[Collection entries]
* * *
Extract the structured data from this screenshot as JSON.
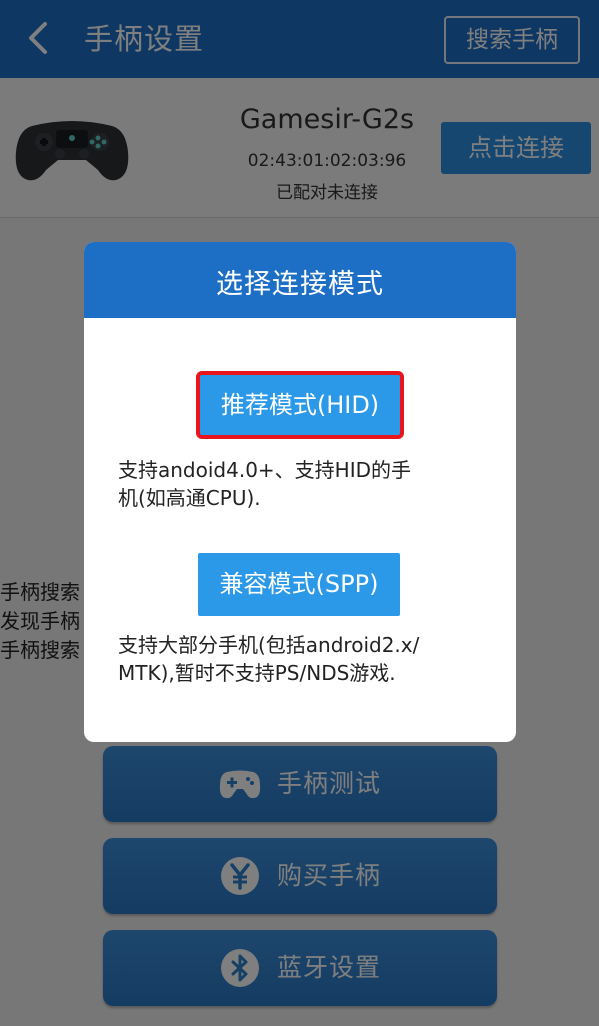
{
  "header": {
    "title": "手柄设置",
    "search_button": "搜索手柄"
  },
  "device": {
    "name": "Gamesir-G2s",
    "mac": "02:43:01:02:03:96",
    "status": "已配对未连接",
    "connect_button": "点击连接"
  },
  "background_text": {
    "line1": "手柄搜索",
    "line2": "发现手柄",
    "line3": "手柄搜索"
  },
  "menu": {
    "test": {
      "label": "手柄测试",
      "icon": "gamepad-icon"
    },
    "buy": {
      "label": "购买手柄",
      "icon": "yen-icon"
    },
    "bluetooth": {
      "label": "蓝牙设置",
      "icon": "bluetooth-icon"
    }
  },
  "dialog": {
    "title": "选择连接模式",
    "hid": {
      "label": "推荐模式(HID)",
      "description_line1": "支持andoid4.0+、支持HID的手",
      "description_line2": "机(如高通CPU)."
    },
    "spp": {
      "label": "兼容模式(SPP)",
      "description_line1": "支持大部分手机(包括android2.x/",
      "description_line2": "MTK),暂时不支持PS/NDS游戏."
    }
  },
  "colors": {
    "primary": "#1d6fc6",
    "button": "#2b98e8",
    "highlight": "#e8161c"
  }
}
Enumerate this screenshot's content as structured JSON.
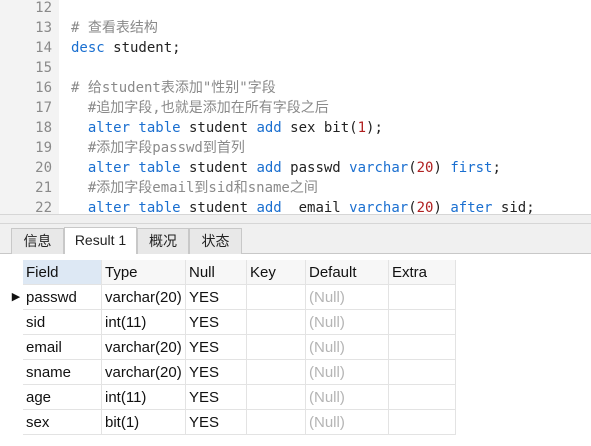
{
  "editor": {
    "lines": [
      {
        "n": "12",
        "indent": "",
        "tokens": []
      },
      {
        "n": "13",
        "indent": "",
        "tokens": [
          {
            "t": "c",
            "v": "# 查看表结构"
          }
        ]
      },
      {
        "n": "14",
        "indent": "",
        "tokens": [
          {
            "t": "k",
            "v": "desc"
          },
          {
            "t": "x",
            "v": " student;"
          }
        ]
      },
      {
        "n": "15",
        "indent": "",
        "tokens": []
      },
      {
        "n": "16",
        "indent": "",
        "tokens": [
          {
            "t": "c",
            "v": "# 给student表添加\"性别\"字段"
          }
        ]
      },
      {
        "n": "17",
        "indent": "  ",
        "tokens": [
          {
            "t": "c",
            "v": "#追加字段,也就是添加在所有字段之后"
          }
        ]
      },
      {
        "n": "18",
        "indent": "  ",
        "tokens": [
          {
            "t": "k",
            "v": "alter table"
          },
          {
            "t": "x",
            "v": " student "
          },
          {
            "t": "k",
            "v": "add"
          },
          {
            "t": "x",
            "v": " sex bit("
          },
          {
            "t": "n",
            "v": "1"
          },
          {
            "t": "x",
            "v": ");"
          }
        ]
      },
      {
        "n": "19",
        "indent": "  ",
        "tokens": [
          {
            "t": "c",
            "v": "#添加字段passwd到首列"
          }
        ]
      },
      {
        "n": "20",
        "indent": "  ",
        "tokens": [
          {
            "t": "k",
            "v": "alter table"
          },
          {
            "t": "x",
            "v": " student "
          },
          {
            "t": "k",
            "v": "add"
          },
          {
            "t": "x",
            "v": " passwd "
          },
          {
            "t": "k",
            "v": "varchar"
          },
          {
            "t": "x",
            "v": "("
          },
          {
            "t": "n",
            "v": "20"
          },
          {
            "t": "x",
            "v": ") "
          },
          {
            "t": "k",
            "v": "first"
          },
          {
            "t": "x",
            "v": ";"
          }
        ]
      },
      {
        "n": "21",
        "indent": "  ",
        "tokens": [
          {
            "t": "c",
            "v": "#添加字段email到sid和sname之间"
          }
        ]
      },
      {
        "n": "22",
        "indent": "  ",
        "tokens": [
          {
            "t": "k",
            "v": "alter table"
          },
          {
            "t": "x",
            "v": " student "
          },
          {
            "t": "k",
            "v": "add"
          },
          {
            "t": "x",
            "v": "  email "
          },
          {
            "t": "k",
            "v": "varchar"
          },
          {
            "t": "x",
            "v": "("
          },
          {
            "t": "n",
            "v": "20"
          },
          {
            "t": "x",
            "v": ") "
          },
          {
            "t": "k",
            "v": "after"
          },
          {
            "t": "x",
            "v": " sid;"
          }
        ]
      }
    ]
  },
  "tabs": [
    {
      "label": "信息",
      "active": false
    },
    {
      "label": "Result 1",
      "active": true
    },
    {
      "label": "概况",
      "active": false
    },
    {
      "label": "状态",
      "active": false
    }
  ],
  "grid": {
    "columns": [
      "Field",
      "Type",
      "Null",
      "Key",
      "Default",
      "Extra"
    ],
    "rows": [
      [
        "passwd",
        "varchar(20)",
        "YES",
        "",
        "(Null)",
        ""
      ],
      [
        "sid",
        "int(11)",
        "YES",
        "",
        "(Null)",
        ""
      ],
      [
        "email",
        "varchar(20)",
        "YES",
        "",
        "(Null)",
        ""
      ],
      [
        "sname",
        "varchar(20)",
        "YES",
        "",
        "(Null)",
        ""
      ],
      [
        "age",
        "int(11)",
        "YES",
        "",
        "(Null)",
        ""
      ],
      [
        "sex",
        "bit(1)",
        "YES",
        "",
        "(Null)",
        ""
      ]
    ],
    "current_row_marker": "▶"
  },
  "colors": {
    "keyword": "#1a6fd0",
    "comment": "#8a8a8a",
    "number": "#b02020",
    "null_text": "#b4b4b4",
    "header_selected": "#dde8f4"
  }
}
* * *
* PROMPT *
Scan the material for lines with the word "this", and copy each line you find.

* ANSWER TO THE TASK *
Extract the structured data from this screenshot as JSON.
Enumerate this screenshot's content as structured JSON.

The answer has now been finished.